--- Begin Provided material ---

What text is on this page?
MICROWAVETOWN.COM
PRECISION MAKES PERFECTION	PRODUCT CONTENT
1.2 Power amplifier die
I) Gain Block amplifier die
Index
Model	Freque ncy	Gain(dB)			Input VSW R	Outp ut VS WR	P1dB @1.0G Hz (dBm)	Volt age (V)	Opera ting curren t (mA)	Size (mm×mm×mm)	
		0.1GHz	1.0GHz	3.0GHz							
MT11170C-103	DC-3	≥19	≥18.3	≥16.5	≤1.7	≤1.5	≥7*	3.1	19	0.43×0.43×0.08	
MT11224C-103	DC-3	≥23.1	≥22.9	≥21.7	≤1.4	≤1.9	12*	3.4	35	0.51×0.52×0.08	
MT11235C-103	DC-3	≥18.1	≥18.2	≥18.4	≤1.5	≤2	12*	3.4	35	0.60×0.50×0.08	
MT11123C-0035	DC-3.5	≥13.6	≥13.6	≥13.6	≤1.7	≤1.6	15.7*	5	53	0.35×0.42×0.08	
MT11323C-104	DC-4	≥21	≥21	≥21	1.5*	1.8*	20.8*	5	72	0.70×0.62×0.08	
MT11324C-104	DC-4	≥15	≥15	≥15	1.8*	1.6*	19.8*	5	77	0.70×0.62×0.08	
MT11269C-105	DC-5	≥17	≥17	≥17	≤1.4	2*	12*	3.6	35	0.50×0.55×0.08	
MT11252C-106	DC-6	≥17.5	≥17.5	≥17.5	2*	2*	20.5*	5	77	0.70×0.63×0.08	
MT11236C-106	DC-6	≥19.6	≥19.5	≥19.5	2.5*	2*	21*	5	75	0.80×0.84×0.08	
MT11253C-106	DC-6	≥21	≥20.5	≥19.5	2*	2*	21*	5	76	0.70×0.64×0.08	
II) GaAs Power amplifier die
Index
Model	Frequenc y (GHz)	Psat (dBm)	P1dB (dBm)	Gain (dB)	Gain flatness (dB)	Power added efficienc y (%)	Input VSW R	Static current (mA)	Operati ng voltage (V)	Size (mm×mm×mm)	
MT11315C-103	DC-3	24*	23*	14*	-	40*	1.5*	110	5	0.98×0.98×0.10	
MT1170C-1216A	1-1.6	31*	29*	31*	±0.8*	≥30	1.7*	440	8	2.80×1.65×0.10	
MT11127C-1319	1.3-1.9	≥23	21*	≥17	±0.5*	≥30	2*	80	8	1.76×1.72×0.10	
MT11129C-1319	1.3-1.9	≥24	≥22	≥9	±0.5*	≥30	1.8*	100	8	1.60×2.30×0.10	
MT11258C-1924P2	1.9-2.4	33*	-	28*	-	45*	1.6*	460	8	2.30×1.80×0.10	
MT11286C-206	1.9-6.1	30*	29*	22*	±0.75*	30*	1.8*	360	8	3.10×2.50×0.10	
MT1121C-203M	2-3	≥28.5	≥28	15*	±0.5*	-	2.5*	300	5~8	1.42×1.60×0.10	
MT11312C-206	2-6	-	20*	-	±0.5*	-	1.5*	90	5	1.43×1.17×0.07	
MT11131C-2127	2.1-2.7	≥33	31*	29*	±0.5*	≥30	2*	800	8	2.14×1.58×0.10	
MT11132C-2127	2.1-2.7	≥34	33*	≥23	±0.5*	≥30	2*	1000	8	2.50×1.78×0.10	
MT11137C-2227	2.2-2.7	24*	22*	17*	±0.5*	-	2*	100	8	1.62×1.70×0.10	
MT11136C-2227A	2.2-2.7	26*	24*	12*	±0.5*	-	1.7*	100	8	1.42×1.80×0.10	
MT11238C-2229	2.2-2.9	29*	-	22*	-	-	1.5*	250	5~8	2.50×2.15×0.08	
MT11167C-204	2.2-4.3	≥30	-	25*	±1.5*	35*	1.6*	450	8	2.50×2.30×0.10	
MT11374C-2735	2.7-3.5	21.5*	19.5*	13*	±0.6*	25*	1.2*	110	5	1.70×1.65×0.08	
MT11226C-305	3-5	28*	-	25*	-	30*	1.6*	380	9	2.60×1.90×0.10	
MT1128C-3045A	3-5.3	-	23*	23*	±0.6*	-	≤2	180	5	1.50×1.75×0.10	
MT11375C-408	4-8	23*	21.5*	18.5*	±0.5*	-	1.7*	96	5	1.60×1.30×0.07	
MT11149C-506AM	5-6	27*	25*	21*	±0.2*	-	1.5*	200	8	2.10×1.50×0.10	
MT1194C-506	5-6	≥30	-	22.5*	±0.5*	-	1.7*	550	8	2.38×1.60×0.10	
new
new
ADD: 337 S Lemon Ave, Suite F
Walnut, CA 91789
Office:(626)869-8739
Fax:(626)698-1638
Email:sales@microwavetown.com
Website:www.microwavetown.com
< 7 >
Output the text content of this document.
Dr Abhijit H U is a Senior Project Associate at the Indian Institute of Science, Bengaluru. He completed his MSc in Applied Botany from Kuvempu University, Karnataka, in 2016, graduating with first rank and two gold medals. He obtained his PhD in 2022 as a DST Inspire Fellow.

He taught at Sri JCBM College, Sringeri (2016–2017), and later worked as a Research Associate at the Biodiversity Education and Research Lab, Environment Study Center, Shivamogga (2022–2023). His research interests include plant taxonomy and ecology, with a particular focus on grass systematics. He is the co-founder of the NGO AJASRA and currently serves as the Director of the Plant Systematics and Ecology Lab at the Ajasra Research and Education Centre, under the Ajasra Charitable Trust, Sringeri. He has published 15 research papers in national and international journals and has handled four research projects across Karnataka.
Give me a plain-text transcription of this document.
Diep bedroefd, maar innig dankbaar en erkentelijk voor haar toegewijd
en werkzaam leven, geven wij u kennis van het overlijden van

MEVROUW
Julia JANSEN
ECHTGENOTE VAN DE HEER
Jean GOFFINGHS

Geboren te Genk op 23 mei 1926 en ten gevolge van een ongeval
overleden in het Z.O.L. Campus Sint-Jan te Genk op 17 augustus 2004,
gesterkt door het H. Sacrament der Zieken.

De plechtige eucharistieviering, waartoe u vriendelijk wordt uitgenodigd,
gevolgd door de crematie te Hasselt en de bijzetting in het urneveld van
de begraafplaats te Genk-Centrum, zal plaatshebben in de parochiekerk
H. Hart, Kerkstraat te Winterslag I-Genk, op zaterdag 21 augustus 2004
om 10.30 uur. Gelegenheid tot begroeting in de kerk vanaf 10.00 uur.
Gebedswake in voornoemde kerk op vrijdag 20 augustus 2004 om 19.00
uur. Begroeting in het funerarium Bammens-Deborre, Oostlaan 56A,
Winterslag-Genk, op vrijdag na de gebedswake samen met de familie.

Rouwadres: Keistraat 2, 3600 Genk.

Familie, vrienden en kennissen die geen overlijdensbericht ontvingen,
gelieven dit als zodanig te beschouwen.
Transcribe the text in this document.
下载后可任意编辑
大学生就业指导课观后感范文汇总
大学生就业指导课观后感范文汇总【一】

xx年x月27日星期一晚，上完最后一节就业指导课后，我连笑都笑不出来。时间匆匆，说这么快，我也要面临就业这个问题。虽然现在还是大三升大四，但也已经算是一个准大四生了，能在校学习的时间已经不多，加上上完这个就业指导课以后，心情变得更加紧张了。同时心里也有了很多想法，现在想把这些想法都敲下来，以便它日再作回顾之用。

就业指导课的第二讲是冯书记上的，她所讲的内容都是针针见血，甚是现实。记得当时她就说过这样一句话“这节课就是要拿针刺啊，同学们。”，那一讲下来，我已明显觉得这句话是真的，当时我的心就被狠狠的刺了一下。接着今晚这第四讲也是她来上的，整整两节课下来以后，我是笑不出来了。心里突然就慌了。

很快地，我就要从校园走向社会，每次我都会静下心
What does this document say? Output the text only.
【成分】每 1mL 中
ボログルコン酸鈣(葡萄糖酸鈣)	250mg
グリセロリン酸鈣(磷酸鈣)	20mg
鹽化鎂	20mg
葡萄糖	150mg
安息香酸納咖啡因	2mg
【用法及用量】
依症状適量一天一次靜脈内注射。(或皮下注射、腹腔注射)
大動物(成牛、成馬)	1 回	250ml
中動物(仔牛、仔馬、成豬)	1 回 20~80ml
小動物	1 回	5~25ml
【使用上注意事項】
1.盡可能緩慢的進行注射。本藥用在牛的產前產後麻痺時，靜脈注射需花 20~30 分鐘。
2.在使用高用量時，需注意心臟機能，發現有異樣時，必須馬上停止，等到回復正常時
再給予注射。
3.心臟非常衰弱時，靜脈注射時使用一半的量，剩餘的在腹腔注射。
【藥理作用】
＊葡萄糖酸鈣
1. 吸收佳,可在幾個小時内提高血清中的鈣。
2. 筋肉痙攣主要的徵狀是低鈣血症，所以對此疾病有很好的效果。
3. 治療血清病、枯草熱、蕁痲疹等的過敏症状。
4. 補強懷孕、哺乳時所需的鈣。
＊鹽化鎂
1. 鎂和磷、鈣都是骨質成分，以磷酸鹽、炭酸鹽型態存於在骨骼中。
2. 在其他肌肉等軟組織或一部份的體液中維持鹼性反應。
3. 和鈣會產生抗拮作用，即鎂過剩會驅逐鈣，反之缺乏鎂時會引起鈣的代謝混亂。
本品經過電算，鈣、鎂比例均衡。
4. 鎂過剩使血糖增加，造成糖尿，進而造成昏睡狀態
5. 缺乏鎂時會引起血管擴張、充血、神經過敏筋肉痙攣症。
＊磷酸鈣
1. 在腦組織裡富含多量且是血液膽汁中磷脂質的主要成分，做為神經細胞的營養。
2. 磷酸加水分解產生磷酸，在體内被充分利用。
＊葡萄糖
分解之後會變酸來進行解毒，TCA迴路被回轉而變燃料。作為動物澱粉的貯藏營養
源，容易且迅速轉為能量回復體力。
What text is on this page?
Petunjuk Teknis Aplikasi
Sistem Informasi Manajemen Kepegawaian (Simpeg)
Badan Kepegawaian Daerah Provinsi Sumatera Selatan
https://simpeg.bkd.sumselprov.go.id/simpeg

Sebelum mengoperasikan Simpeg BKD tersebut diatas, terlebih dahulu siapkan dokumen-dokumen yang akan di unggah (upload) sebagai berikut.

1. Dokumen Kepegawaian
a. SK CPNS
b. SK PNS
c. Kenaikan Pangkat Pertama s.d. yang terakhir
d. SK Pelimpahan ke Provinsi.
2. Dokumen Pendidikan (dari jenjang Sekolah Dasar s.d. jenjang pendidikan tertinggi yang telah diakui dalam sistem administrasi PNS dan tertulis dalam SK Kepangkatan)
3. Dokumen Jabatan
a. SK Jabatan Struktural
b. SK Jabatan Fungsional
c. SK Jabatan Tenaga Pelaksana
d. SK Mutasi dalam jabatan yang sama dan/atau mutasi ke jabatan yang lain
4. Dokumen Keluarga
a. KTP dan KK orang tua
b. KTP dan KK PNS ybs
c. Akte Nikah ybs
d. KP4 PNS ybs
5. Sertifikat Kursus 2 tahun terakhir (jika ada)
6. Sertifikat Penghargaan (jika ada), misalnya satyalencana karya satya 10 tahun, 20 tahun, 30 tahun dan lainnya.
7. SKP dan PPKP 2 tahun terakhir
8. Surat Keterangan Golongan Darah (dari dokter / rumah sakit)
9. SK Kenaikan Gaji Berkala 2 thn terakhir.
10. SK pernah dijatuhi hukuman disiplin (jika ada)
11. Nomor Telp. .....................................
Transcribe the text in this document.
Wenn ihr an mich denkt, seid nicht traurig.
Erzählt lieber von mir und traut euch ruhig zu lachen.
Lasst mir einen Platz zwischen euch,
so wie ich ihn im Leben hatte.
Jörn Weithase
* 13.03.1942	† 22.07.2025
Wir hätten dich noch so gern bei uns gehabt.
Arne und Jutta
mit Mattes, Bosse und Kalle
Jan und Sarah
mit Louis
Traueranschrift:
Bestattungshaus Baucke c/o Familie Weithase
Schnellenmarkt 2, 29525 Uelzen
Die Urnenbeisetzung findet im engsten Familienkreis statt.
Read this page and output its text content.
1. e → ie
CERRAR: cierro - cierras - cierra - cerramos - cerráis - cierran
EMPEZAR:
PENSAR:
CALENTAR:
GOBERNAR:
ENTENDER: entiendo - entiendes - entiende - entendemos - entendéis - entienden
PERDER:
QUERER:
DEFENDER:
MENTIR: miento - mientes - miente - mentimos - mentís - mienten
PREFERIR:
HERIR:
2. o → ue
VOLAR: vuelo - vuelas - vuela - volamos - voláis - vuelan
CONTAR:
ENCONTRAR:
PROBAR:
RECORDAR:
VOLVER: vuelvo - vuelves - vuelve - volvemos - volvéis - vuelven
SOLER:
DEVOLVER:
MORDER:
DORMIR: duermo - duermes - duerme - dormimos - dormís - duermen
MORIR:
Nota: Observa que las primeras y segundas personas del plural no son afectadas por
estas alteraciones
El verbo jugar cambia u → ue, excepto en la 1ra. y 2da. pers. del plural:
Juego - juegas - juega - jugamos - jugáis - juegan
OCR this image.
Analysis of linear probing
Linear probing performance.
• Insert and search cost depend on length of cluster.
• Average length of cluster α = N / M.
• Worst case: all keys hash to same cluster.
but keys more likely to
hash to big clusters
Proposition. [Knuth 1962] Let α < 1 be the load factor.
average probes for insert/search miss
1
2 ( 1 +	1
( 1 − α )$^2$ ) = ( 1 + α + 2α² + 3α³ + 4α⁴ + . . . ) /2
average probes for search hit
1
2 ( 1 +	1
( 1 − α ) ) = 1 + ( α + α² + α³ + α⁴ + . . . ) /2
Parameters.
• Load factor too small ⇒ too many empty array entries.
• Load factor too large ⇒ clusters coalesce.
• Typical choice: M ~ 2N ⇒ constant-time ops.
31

--- End Provided material ---

• Exercise directions
In the records above, locate each line with the word "Sertifikat". Copy all such lines.

• Output
5. Sertifikat Kursus 2 tahun terakhir (jika ada)
6. Sertifikat Penghargaan (jika ada), misalnya satyalencana karya satya 10 tahun, 20 tahun, 30 tahun dan lainnya.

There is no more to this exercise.